*** DATA SUPPLIED ***

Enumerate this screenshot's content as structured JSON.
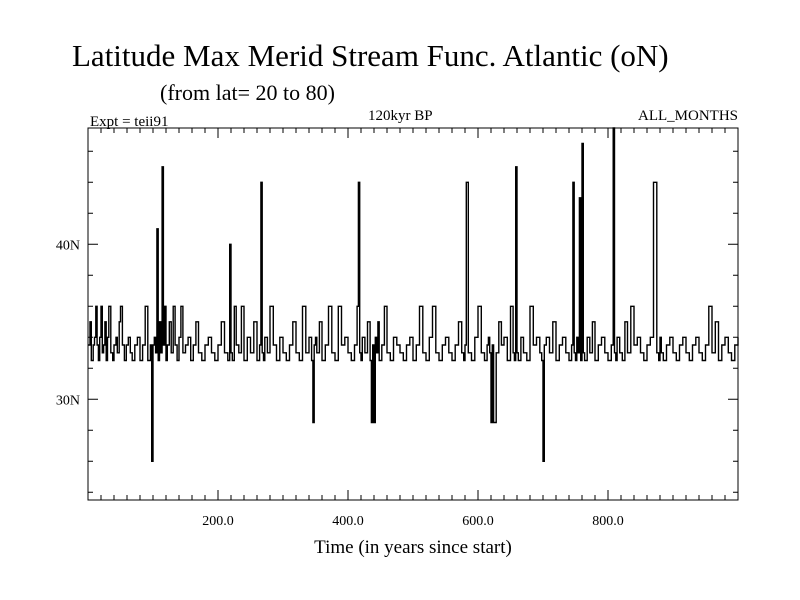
{
  "chart_data": {
    "type": "line",
    "title": "Latitude Max Merid Stream Func. Atlantic (oN)",
    "subtitle": "(from lat= 20 to 80)",
    "left_note": "Expt = teii91",
    "center_note": "120kyr BP",
    "right_note": "ALL_MONTHS",
    "xlabel": "Time (in years since start)",
    "ylabel": "",
    "xlim": [
      0,
      1000
    ],
    "ylim": [
      23.5,
      47.5
    ],
    "x_ticks_major": [
      200,
      400,
      600,
      800
    ],
    "x_tick_labels": [
      "200.0",
      "400.0",
      "600.0",
      "800.0"
    ],
    "y_ticks_major": [
      30,
      40
    ],
    "y_tick_labels": [
      "30N",
      "40N"
    ],
    "grid": false,
    "series": [
      {
        "x": [
          0,
          3,
          5,
          8,
          10,
          12,
          14,
          16,
          18,
          20,
          22,
          24,
          26,
          28,
          30,
          32,
          35,
          38,
          40,
          43,
          45,
          48,
          50,
          53,
          56,
          59,
          62,
          65,
          68,
          72,
          76,
          80,
          84,
          88,
          92,
          96,
          98,
          100,
          102,
          104,
          106,
          108,
          110,
          112,
          114,
          116,
          118,
          120,
          122,
          125,
          128,
          131,
          134,
          137,
          140,
          143,
          146,
          150,
          154,
          158,
          162,
          166,
          170,
          175,
          180,
          185,
          190,
          195,
          200,
          205,
          210,
          215,
          218,
          220,
          222,
          225,
          228,
          232,
          236,
          240,
          245,
          250,
          255,
          260,
          264,
          266,
          268,
          270,
          272,
          276,
          280,
          285,
          290,
          295,
          300,
          305,
          310,
          315,
          320,
          325,
          330,
          335,
          340,
          344,
          346,
          348,
          350,
          352,
          356,
          360,
          365,
          370,
          375,
          380,
          385,
          390,
          395,
          400,
          405,
          410,
          414,
          416,
          418,
          420,
          422,
          426,
          430,
          434,
          436,
          438,
          440,
          442,
          444,
          446,
          448,
          452,
          456,
          460,
          465,
          470,
          475,
          480,
          485,
          490,
          495,
          500,
          505,
          510,
          515,
          520,
          525,
          530,
          535,
          540,
          545,
          550,
          555,
          560,
          565,
          570,
          575,
          578,
          580,
          582,
          585,
          590,
          595,
          600,
          605,
          610,
          614,
          616,
          618,
          620,
          622,
          624,
          628,
          632,
          636,
          640,
          645,
          650,
          654,
          656,
          658,
          660,
          662,
          666,
          670,
          675,
          680,
          685,
          690,
          695,
          698,
          700,
          702,
          705,
          710,
          715,
          720,
          725,
          730,
          735,
          740,
          744,
          746,
          748,
          750,
          752,
          754,
          756,
          758,
          760,
          762,
          764,
          768,
          772,
          776,
          780,
          785,
          790,
          795,
          800,
          805,
          808,
          810,
          812,
          814,
          818,
          822,
          826,
          830,
          835,
          840,
          845,
          850,
          855,
          860,
          865,
          870,
          875,
          878,
          880,
          882,
          885,
          890,
          895,
          900,
          905,
          910,
          915,
          920,
          925,
          930,
          935,
          940,
          945,
          950,
          955,
          960,
          965,
          970,
          975,
          980,
          985,
          990,
          995,
          1000
        ],
        "y": [
          33.5,
          35,
          32.5,
          33.5,
          34,
          36,
          33.5,
          32.5,
          34,
          36,
          33,
          33.5,
          35,
          32.5,
          34,
          36,
          33,
          32.5,
          33.5,
          34,
          33,
          35,
          36,
          33.5,
          32.5,
          33.5,
          34,
          33,
          32.5,
          33.5,
          34,
          32.5,
          33.5,
          36,
          32.5,
          33.5,
          26,
          33.5,
          34,
          33,
          41,
          32.5,
          35,
          33,
          45,
          33.5,
          36,
          32.5,
          33.5,
          35,
          33,
          36,
          33.5,
          32.5,
          34,
          36,
          33,
          33.5,
          34,
          32.5,
          33.5,
          35,
          33,
          32.5,
          33.5,
          34,
          33,
          32.5,
          33.5,
          35,
          33,
          32.5,
          40,
          33,
          32.5,
          36,
          33.5,
          33,
          36,
          32.5,
          34,
          33,
          35,
          32.5,
          33.5,
          44,
          33,
          32.5,
          34,
          33,
          36,
          33.5,
          32.5,
          34,
          33,
          32.5,
          33.5,
          35,
          33,
          32.5,
          36,
          33,
          34,
          32.5,
          28.5,
          33.5,
          34,
          33,
          35,
          32.5,
          33.5,
          36,
          33,
          32.5,
          36,
          33.5,
          34,
          33,
          32.5,
          33.5,
          36,
          44,
          33,
          32.5,
          34,
          33,
          35,
          32.5,
          28.5,
          33.5,
          28.5,
          34,
          33,
          35,
          32.5,
          33.5,
          36,
          33,
          32.5,
          34,
          33.5,
          33,
          32.5,
          33.5,
          34,
          32.5,
          33.5,
          36,
          33,
          32.5,
          34,
          36,
          33,
          32.5,
          33.5,
          34,
          33,
          32.5,
          33.5,
          35,
          33,
          32.5,
          33.5,
          44,
          33,
          32.5,
          34,
          36,
          33,
          32.5,
          33.5,
          34,
          33,
          28.5,
          33.5,
          28.5,
          33,
          35,
          33.5,
          34,
          32.5,
          36,
          33,
          32.5,
          45,
          33,
          32.5,
          34,
          33,
          32.5,
          36,
          33.5,
          34,
          33,
          32.5,
          26,
          33.5,
          34,
          33,
          35,
          32.5,
          33.5,
          34,
          33,
          32.5,
          33.5,
          44,
          33,
          32.5,
          34,
          33,
          43,
          32.5,
          46.5,
          33,
          32.5,
          34,
          33,
          35,
          32.5,
          33.5,
          34,
          33,
          32.5,
          33.5,
          47.5,
          33,
          32.5,
          34,
          33,
          32.5,
          35,
          33,
          36,
          33.5,
          34,
          33,
          32.5,
          33.5,
          34,
          44,
          33,
          32.5,
          34,
          33,
          32.5,
          33.5,
          34,
          33,
          32.5,
          33.5,
          34,
          33,
          32.5,
          33.5,
          34,
          33,
          32.5,
          33.5,
          36,
          33,
          35,
          32.5,
          33.5,
          34,
          33,
          32.5,
          33.5,
          34
        ]
      }
    ]
  },
  "colors": {
    "background": "#ffffff",
    "line": "#000000"
  }
}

***

■ WHAT THE EXERCISE ASKS ■
Could you reproduce every record above exactly, leaving out the pictures?

■ OUTPUT BELOW ■
Enumerate this screenshot's content as structured JSON.
{
  "chart_data": {
    "type": "line",
    "title": "Latitude Max Merid Stream Func. Atlantic (oN)",
    "subtitle": "(from lat= 20 to 80)",
    "left_note": "Expt = teii91",
    "center_note": "120kyr BP",
    "right_note": "ALL_MONTHS",
    "xlabel": "Time (in years since start)",
    "ylabel": "",
    "xlim": [
      0,
      1000
    ],
    "ylim": [
      23.5,
      47.5
    ],
    "x_ticks_major": [
      200,
      400,
      600,
      800
    ],
    "x_tick_labels": [
      "200.0",
      "400.0",
      "600.0",
      "800.0"
    ],
    "y_ticks_major": [
      30,
      40
    ],
    "y_tick_labels": [
      "30N",
      "40N"
    ],
    "grid": false,
    "series": [
      {
        "x": [
          0,
          3,
          5,
          8,
          10,
          12,
          14,
          16,
          18,
          20,
          22,
          24,
          26,
          28,
          30,
          32,
          35,
          38,
          40,
          43,
          45,
          48,
          50,
          53,
          56,
          59,
          62,
          65,
          68,
          72,
          76,
          80,
          84,
          88,
          92,
          96,
          98,
          100,
          102,
          104,
          106,
          108,
          110,
          112,
          114,
          116,
          118,
          120,
          122,
          125,
          128,
          131,
          134,
          137,
          140,
          143,
          146,
          150,
          154,
          158,
          162,
          166,
          170,
          175,
          180,
          185,
          190,
          195,
          200,
          205,
          210,
          215,
          218,
          220,
          222,
          225,
          228,
          232,
          236,
          240,
          245,
          250,
          255,
          260,
          264,
          266,
          268,
          270,
          272,
          276,
          280,
          285,
          290,
          295,
          300,
          305,
          310,
          315,
          320,
          325,
          330,
          335,
          340,
          344,
          346,
          348,
          350,
          352,
          356,
          360,
          365,
          370,
          375,
          380,
          385,
          390,
          395,
          400,
          405,
          410,
          414,
          416,
          418,
          420,
          422,
          426,
          430,
          434,
          436,
          438,
          440,
          442,
          444,
          446,
          448,
          452,
          456,
          460,
          465,
          470,
          475,
          480,
          485,
          490,
          495,
          500,
          505,
          510,
          515,
          520,
          525,
          530,
          535,
          540,
          545,
          550,
          555,
          560,
          565,
          570,
          575,
          578,
          580,
          582,
          585,
          590,
          595,
          600,
          605,
          610,
          614,
          616,
          618,
          620,
          622,
          624,
          628,
          632,
          636,
          640,
          645,
          650,
          654,
          656,
          658,
          660,
          662,
          666,
          670,
          675,
          680,
          685,
          690,
          695,
          698,
          700,
          702,
          705,
          710,
          715,
          720,
          725,
          730,
          735,
          740,
          744,
          746,
          748,
          750,
          752,
          754,
          756,
          758,
          760,
          762,
          764,
          768,
          772,
          776,
          780,
          785,
          790,
          795,
          800,
          805,
          808,
          810,
          812,
          814,
          818,
          822,
          826,
          830,
          835,
          840,
          845,
          850,
          855,
          860,
          865,
          870,
          875,
          878,
          880,
          882,
          885,
          890,
          895,
          900,
          905,
          910,
          915,
          920,
          925,
          930,
          935,
          940,
          945,
          950,
          955,
          960,
          965,
          970,
          975,
          980,
          985,
          990,
          995,
          1000
        ],
        "y": [
          33.5,
          35,
          32.5,
          33.5,
          34,
          36,
          33.5,
          32.5,
          34,
          36,
          33,
          33.5,
          35,
          32.5,
          34,
          36,
          33,
          32.5,
          33.5,
          34,
          33,
          35,
          36,
          33.5,
          32.5,
          33.5,
          34,
          33,
          32.5,
          33.5,
          34,
          32.5,
          33.5,
          36,
          32.5,
          33.5,
          26,
          33.5,
          34,
          33,
          41,
          32.5,
          35,
          33,
          45,
          33.5,
          36,
          32.5,
          33.5,
          35,
          33,
          36,
          33.5,
          32.5,
          34,
          36,
          33,
          33.5,
          34,
          32.5,
          33.5,
          35,
          33,
          32.5,
          33.5,
          34,
          33,
          32.5,
          33.5,
          35,
          33,
          32.5,
          40,
          33,
          32.5,
          36,
          33.5,
          33,
          36,
          32.5,
          34,
          33,
          35,
          32.5,
          33.5,
          44,
          33,
          32.5,
          34,
          33,
          36,
          33.5,
          32.5,
          34,
          33,
          32.5,
          33.5,
          35,
          33,
          32.5,
          36,
          33,
          34,
          32.5,
          28.5,
          33.5,
          34,
          33,
          35,
          32.5,
          33.5,
          36,
          33,
          32.5,
          36,
          33.5,
          34,
          33,
          32.5,
          33.5,
          36,
          44,
          33,
          32.5,
          34,
          33,
          35,
          32.5,
          28.5,
          33.5,
          28.5,
          34,
          33,
          35,
          32.5,
          33.5,
          36,
          33,
          32.5,
          34,
          33.5,
          33,
          32.5,
          33.5,
          34,
          32.5,
          33.5,
          36,
          33,
          32.5,
          34,
          36,
          33,
          32.5,
          33.5,
          34,
          33,
          32.5,
          33.5,
          35,
          33,
          32.5,
          33.5,
          44,
          33,
          32.5,
          34,
          36,
          33,
          32.5,
          33.5,
          34,
          33,
          28.5,
          33.5,
          28.5,
          33,
          35,
          33.5,
          34,
          32.5,
          36,
          33,
          32.5,
          45,
          33,
          32.5,
          34,
          33,
          32.5,
          36,
          33.5,
          34,
          33,
          32.5,
          26,
          33.5,
          34,
          33,
          35,
          32.5,
          33.5,
          34,
          33,
          32.5,
          33.5,
          44,
          33,
          32.5,
          34,
          33,
          43,
          32.5,
          46.5,
          33,
          32.5,
          34,
          33,
          35,
          32.5,
          33.5,
          34,
          33,
          32.5,
          33.5,
          47.5,
          33,
          32.5,
          34,
          33,
          32.5,
          35,
          33,
          36,
          33.5,
          34,
          33,
          32.5,
          33.5,
          34,
          44,
          33,
          32.5,
          34,
          33,
          32.5,
          33.5,
          34,
          33,
          32.5,
          33.5,
          34,
          33,
          32.5,
          33.5,
          34,
          33,
          32.5,
          33.5,
          36,
          33,
          35,
          32.5,
          33.5,
          34,
          33,
          32.5,
          33.5,
          34
        ]
      }
    ]
  },
  "colors": {
    "background": "#ffffff",
    "line": "#000000"
  }
}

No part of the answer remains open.